Aim of the exercise |
Find every line in the records below that holds the word "Outlook" and copy it.

[Stored entries]

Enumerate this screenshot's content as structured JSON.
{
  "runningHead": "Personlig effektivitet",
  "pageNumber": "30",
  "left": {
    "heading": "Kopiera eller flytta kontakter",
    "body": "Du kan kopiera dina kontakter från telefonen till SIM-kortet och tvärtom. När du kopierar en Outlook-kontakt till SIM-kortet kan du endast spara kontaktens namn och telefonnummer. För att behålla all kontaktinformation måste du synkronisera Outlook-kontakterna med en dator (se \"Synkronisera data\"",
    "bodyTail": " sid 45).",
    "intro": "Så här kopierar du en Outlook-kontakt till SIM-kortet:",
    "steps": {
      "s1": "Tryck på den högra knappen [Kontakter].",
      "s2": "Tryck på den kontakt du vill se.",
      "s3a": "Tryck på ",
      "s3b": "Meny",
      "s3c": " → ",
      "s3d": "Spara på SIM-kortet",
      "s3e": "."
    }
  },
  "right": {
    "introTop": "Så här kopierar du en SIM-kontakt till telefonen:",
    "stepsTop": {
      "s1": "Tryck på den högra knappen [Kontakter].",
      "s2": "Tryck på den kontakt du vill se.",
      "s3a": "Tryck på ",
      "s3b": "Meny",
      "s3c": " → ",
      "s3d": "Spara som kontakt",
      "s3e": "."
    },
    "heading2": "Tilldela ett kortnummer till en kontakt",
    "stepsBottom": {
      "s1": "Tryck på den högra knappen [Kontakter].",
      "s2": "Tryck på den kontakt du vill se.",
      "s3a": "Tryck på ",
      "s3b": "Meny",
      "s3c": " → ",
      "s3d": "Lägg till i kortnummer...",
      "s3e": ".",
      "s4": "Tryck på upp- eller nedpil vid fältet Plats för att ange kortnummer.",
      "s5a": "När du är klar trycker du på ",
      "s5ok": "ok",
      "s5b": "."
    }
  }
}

Correct answer |
    "body": "Du kan kopiera dina kontakter från telefonen till SIM-kortet och tvärtom. När du kopierar en Outlook-kontakt till SIM-kortet kan du endast spara kontaktens namn och telefonnummer. För att behålla all kontaktinformation måste du synkronisera Outlook-kontakterna med en dator (se \"Synkronisera data\"",
    "intro": "Så här kopierar du en Outlook-kontakt till SIM-kortet:",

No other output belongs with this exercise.